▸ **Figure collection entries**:
(begin)

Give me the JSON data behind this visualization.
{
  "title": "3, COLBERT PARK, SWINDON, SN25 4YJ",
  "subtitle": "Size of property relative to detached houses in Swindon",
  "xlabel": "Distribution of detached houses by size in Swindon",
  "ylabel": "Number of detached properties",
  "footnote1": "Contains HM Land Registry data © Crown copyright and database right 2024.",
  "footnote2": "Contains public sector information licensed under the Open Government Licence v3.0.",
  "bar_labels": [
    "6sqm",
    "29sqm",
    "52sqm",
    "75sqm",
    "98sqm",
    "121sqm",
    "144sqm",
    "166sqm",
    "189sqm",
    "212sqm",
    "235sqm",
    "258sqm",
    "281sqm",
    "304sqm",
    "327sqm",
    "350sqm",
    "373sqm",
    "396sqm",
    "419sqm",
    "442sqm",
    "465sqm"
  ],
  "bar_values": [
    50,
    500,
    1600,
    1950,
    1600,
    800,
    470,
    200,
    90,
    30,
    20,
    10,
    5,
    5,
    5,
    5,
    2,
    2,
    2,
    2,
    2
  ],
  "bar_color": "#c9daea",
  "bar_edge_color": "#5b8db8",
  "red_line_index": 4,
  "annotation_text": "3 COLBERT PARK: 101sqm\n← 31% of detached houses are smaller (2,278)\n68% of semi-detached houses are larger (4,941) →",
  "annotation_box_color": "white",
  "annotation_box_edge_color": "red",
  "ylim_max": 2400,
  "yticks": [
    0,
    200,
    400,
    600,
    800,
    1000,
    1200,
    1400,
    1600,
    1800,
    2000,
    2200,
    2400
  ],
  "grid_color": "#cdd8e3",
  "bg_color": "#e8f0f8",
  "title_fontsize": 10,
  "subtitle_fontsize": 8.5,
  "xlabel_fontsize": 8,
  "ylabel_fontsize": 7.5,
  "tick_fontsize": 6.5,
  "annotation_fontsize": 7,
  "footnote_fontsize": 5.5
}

(end)

▸ **Exercise requirements**:
Above are the records; copy all of them exactly.

▸ **Exercise answer**:
Give me the JSON data behind this visualization.
{
  "title": "3, COLBERT PARK, SWINDON, SN25 4YJ",
  "subtitle": "Size of property relative to detached houses in Swindon",
  "xlabel": "Distribution of detached houses by size in Swindon",
  "ylabel": "Number of detached properties",
  "footnote1": "Contains HM Land Registry data © Crown copyright and database right 2024.",
  "footnote2": "Contains public sector information licensed under the Open Government Licence v3.0.",
  "bar_labels": [
    "6sqm",
    "29sqm",
    "52sqm",
    "75sqm",
    "98sqm",
    "121sqm",
    "144sqm",
    "166sqm",
    "189sqm",
    "212sqm",
    "235sqm",
    "258sqm",
    "281sqm",
    "304sqm",
    "327sqm",
    "350sqm",
    "373sqm",
    "396sqm",
    "419sqm",
    "442sqm",
    "465sqm"
  ],
  "bar_values": [
    50,
    500,
    1600,
    1950,
    1600,
    800,
    470,
    200,
    90,
    30,
    20,
    10,
    5,
    5,
    5,
    5,
    2,
    2,
    2,
    2,
    2
  ],
  "bar_color": "#c9daea",
  "bar_edge_color": "#5b8db8",
  "red_line_index": 4,
  "annotation_text": "3 COLBERT PARK: 101sqm\n← 31% of detached houses are smaller (2,278)\n68% of semi-detached houses are larger (4,941) →",
  "annotation_box_color": "white",
  "annotation_box_edge_color": "red",
  "ylim_max": 2400,
  "yticks": [
    0,
    200,
    400,
    600,
    800,
    1000,
    1200,
    1400,
    1600,
    1800,
    2000,
    2200,
    2400
  ],
  "grid_color": "#cdd8e3",
  "bg_color": "#e8f0f8",
  "title_fontsize": 10,
  "subtitle_fontsize": 8.5,
  "xlabel_fontsize": 8,
  "ylabel_fontsize": 7.5,
  "tick_fontsize": 6.5,
  "annotation_fontsize": 7,
  "footnote_fontsize": 5.5
}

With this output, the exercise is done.